• WHAT IS BEING ASKED
Restate each line word for word. Leave out every picture.

■ ■ ■ ■

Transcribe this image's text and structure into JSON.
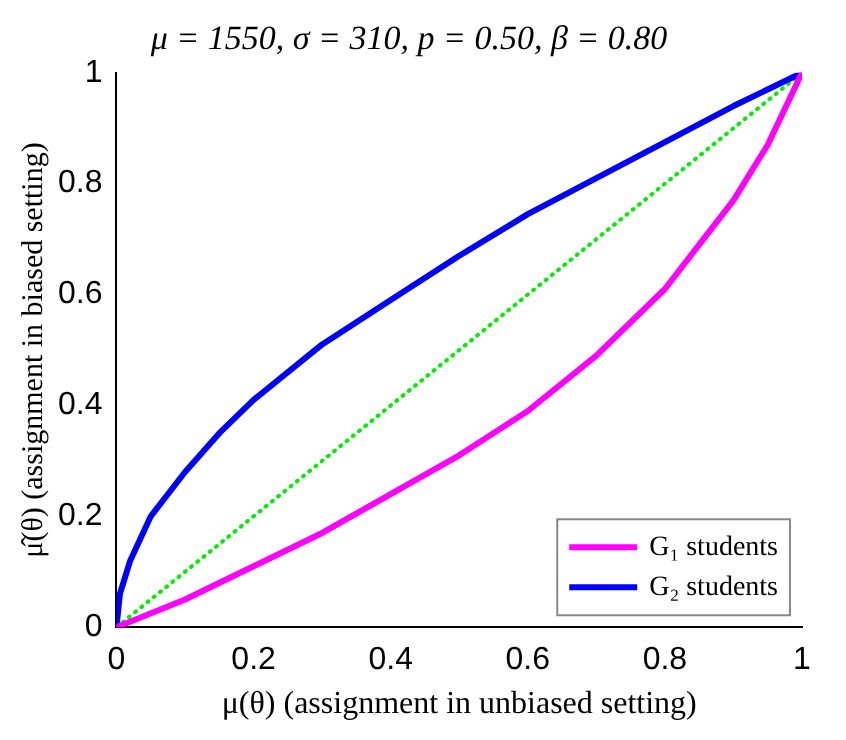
{
  "chart_data": {
    "type": "line",
    "title": "μ = 1550, σ = 310, p = 0.50, β = 0.80",
    "xlabel": "μ(θ) (assignment in unbiased setting)",
    "ylabel": "μ̂(θ) (assignment in biased setting)",
    "xlim": [
      0,
      1
    ],
    "ylim": [
      0,
      1
    ],
    "xticks": [
      0,
      0.2,
      0.4,
      0.6,
      0.8,
      1
    ],
    "yticks": [
      0,
      0.2,
      0.4,
      0.6,
      0.8,
      1
    ],
    "grid": false,
    "legend": "bottom right",
    "marker": "none",
    "series": [
      {
        "name": "G₁ students",
        "color": "#ff00ff",
        "line_style": "solid",
        "x": [
          0,
          0.1,
          0.2,
          0.3,
          0.4,
          0.5,
          0.6,
          0.7,
          0.8,
          0.9,
          0.95,
          1
        ],
        "values": [
          0,
          0.05,
          0.11,
          0.17,
          0.24,
          0.31,
          0.39,
          0.49,
          0.61,
          0.77,
          0.87,
          1
        ]
      },
      {
        "name": "G₂ students",
        "color": "#0000ff",
        "line_style": "solid",
        "x": [
          0,
          0.005,
          0.02,
          0.05,
          0.1,
          0.15,
          0.2,
          0.3,
          0.4,
          0.5,
          0.6,
          0.7,
          0.8,
          0.9,
          1
        ],
        "values": [
          0,
          0.06,
          0.12,
          0.2,
          0.28,
          0.35,
          0.41,
          0.51,
          0.59,
          0.67,
          0.745,
          0.81,
          0.875,
          0.94,
          1
        ]
      },
      {
        "color": "#00ee00",
        "line_style": "dotted",
        "x": [
          0,
          1
        ],
        "values": [
          0,
          1
        ]
      }
    ]
  }
}
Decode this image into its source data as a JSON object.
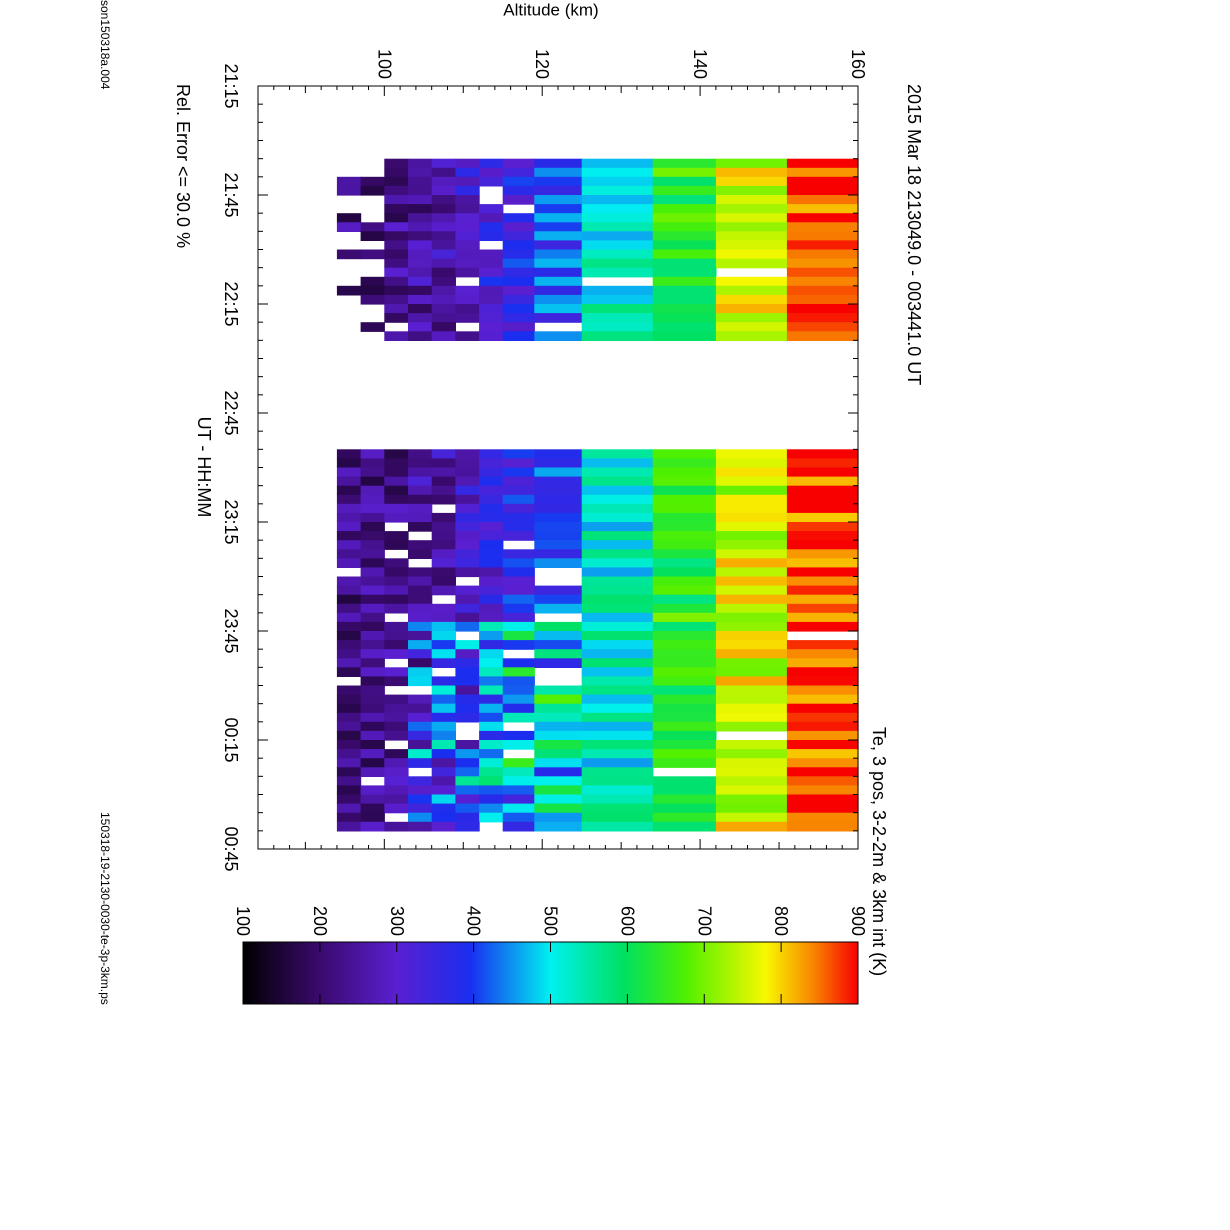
{
  "header": {
    "title": "2015 Mar 18   213049.0 - 003441.0 UT",
    "subtitle": "Te, 3 pos, 3-2-2m & 3km int (K)",
    "filter_note": "Rel. Error <= 30.0 %",
    "left_file": "son150318a.004",
    "right_file": "150318-19-2130-0030-te-3p-3km.ps"
  },
  "axes": {
    "x_label": "UT - HH:MM",
    "y_label": "Altitude (km)",
    "x_ticks": [
      "21:15",
      "21:45",
      "22:15",
      "22:45",
      "23:15",
      "23:45",
      "00:15",
      "00:45"
    ],
    "y_ticks": [
      "100",
      "120",
      "140",
      "160"
    ],
    "colorbar_ticks": [
      "100",
      "200",
      "300",
      "400",
      "500",
      "600",
      "700",
      "800",
      "900"
    ]
  },
  "chart_data": {
    "type": "heatmap",
    "title": "2015 Mar 18   213049.0 - 003441.0 UT",
    "subtitle": "Te, 3 pos, 3-2-2m & 3km int (K)",
    "xlabel": "UT - HH:MM",
    "ylabel": "Altitude (km)",
    "x_unit": "minutes after 21:15 UT",
    "xlim": [
      0,
      210
    ],
    "ylim": [
      84,
      160
    ],
    "zlim": [
      100,
      900
    ],
    "z_unit": "K",
    "colormap": "black-purple-blue-cyan-green-yellow-red",
    "altitude_bins_km": [
      [
        94,
        97
      ],
      [
        97,
        100
      ],
      [
        100,
        103
      ],
      [
        103,
        106
      ],
      [
        106,
        109
      ],
      [
        109,
        112
      ],
      [
        112,
        115
      ],
      [
        115,
        119
      ],
      [
        119,
        125
      ],
      [
        125,
        134
      ],
      [
        134,
        142
      ],
      [
        142,
        151
      ],
      [
        151,
        160
      ]
    ],
    "time_segments_min": [
      [
        20,
        70
      ],
      [
        100,
        205
      ]
    ],
    "representative_profile": {
      "altitude_km": [
        95.5,
        98.5,
        101.5,
        104.5,
        107.5,
        110.5,
        113.5,
        117,
        122,
        129.5,
        138,
        146.5,
        155.5
      ],
      "Te_K": [
        220,
        230,
        235,
        250,
        260,
        300,
        330,
        360,
        410,
        520,
        640,
        760,
        870
      ]
    },
    "gaps_min": [
      [
        70,
        100
      ]
    ]
  }
}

■ ■ ■ ■

• REPLY TO THE EXERCISE
Transcribe this image's text and structure into JSON.
{
  "chart_data": {
    "type": "line",
    "title": "μ = 1550, σ = 310, p = 0.50, β = 0.80",
    "xlabel": "μ(θ) (assignment in unbiased setting)",
    "ylabel": "μ̂(θ) (assignment in biased setting)",
    "xlim": [
      0,
      1
    ],
    "ylim": [
      0,
      1
    ],
    "xticks": [
      0,
      0.2,
      0.4,
      0.6,
      0.8,
      1
    ],
    "yticks": [
      0,
      0.2,
      0.4,
      0.6,
      0.8,
      1
    ],
    "grid": false,
    "legend": "bottom right",
    "marker": "none",
    "series": [
      {
        "name": "G₁ students",
        "color": "#ff00ff",
        "line_style": "solid",
        "x": [
          0,
          0.1,
          0.2,
          0.3,
          0.4,
          0.5,
          0.6,
          0.7,
          0.8,
          0.9,
          0.95,
          1
        ],
        "values": [
          0,
          0.05,
          0.11,
          0.17,
          0.24,
          0.31,
          0.39,
          0.49,
          0.61,
          0.77,
          0.87,
          1
        ]
      },
      {
        "name": "G₂ students",
        "color": "#0000ff",
        "line_style": "solid",
        "x": [
          0,
          0.005,
          0.02,
          0.05,
          0.1,
          0.15,
          0.2,
          0.3,
          0.4,
          0.5,
          0.6,
          0.7,
          0.8,
          0.9,
          1
        ],
        "values": [
          0,
          0.06,
          0.12,
          0.2,
          0.28,
          0.35,
          0.41,
          0.51,
          0.59,
          0.67,
          0.745,
          0.81,
          0.875,
          0.94,
          1
        ]
      },
      {
        "color": "#00ee00",
        "line_style": "dotted",
        "x": [
          0,
          1
        ],
        "values": [
          0,
          1
        ]
      }
    ]
  }
}
Decode this image into its source data as a JSON object.
{
  "header": {
    "title": "2015 Mar 18   213049.0 - 003441.0 UT",
    "subtitle": "Te, 3 pos, 3-2-2m & 3km int (K)",
    "filter_note": "Rel. Error <= 30.0 %",
    "left_file": "son150318a.004",
    "right_file": "150318-19-2130-0030-te-3p-3km.ps"
  },
  "axes": {
    "x_label": "UT - HH:MM",
    "y_label": "Altitude (km)",
    "x_ticks": [
      "21:15",
      "21:45",
      "22:15",
      "22:45",
      "23:15",
      "23:45",
      "00:15",
      "00:45"
    ],
    "y_ticks": [
      "100",
      "120",
      "140",
      "160"
    ],
    "colorbar_ticks": [
      "100",
      "200",
      "300",
      "400",
      "500",
      "600",
      "700",
      "800",
      "900"
    ]
  },
  "chart_data": {
    "type": "heatmap",
    "title": "2015 Mar 18   213049.0 - 003441.0 UT",
    "subtitle": "Te, 3 pos, 3-2-2m & 3km int (K)",
    "xlabel": "UT - HH:MM",
    "ylabel": "Altitude (km)",
    "x_unit": "minutes after 21:15 UT",
    "xlim": [
      0,
      210
    ],
    "ylim": [
      84,
      160
    ],
    "zlim": [
      100,
      900
    ],
    "z_unit": "K",
    "colormap": "black-purple-blue-cyan-green-yellow-red",
    "altitude_bins_km": [
      [
        94,
        97
      ],
      [
        97,
        100
      ],
      [
        100,
        103
      ],
      [
        103,
        106
      ],
      [
        106,
        109
      ],
      [
        109,
        112
      ],
      [
        112,
        115
      ],
      [
        115,
        119
      ],
      [
        119,
        125
      ],
      [
        125,
        134
      ],
      [
        134,
        142
      ],
      [
        142,
        151
      ],
      [
        151,
        160
      ]
    ],
    "time_segments_min": [
      [
        20,
        70
      ],
      [
        100,
        205
      ]
    ],
    "representative_profile": {
      "altitude_km": [
        95.5,
        98.5,
        101.5,
        104.5,
        107.5,
        110.5,
        113.5,
        117,
        122,
        129.5,
        138,
        146.5,
        155.5
      ],
      "Te_K": [
        220,
        230,
        235,
        250,
        260,
        300,
        330,
        360,
        410,
        520,
        640,
        760,
        870
      ]
    },
    "gaps_min": [
      [
        70,
        100
      ]
    ]
  }
}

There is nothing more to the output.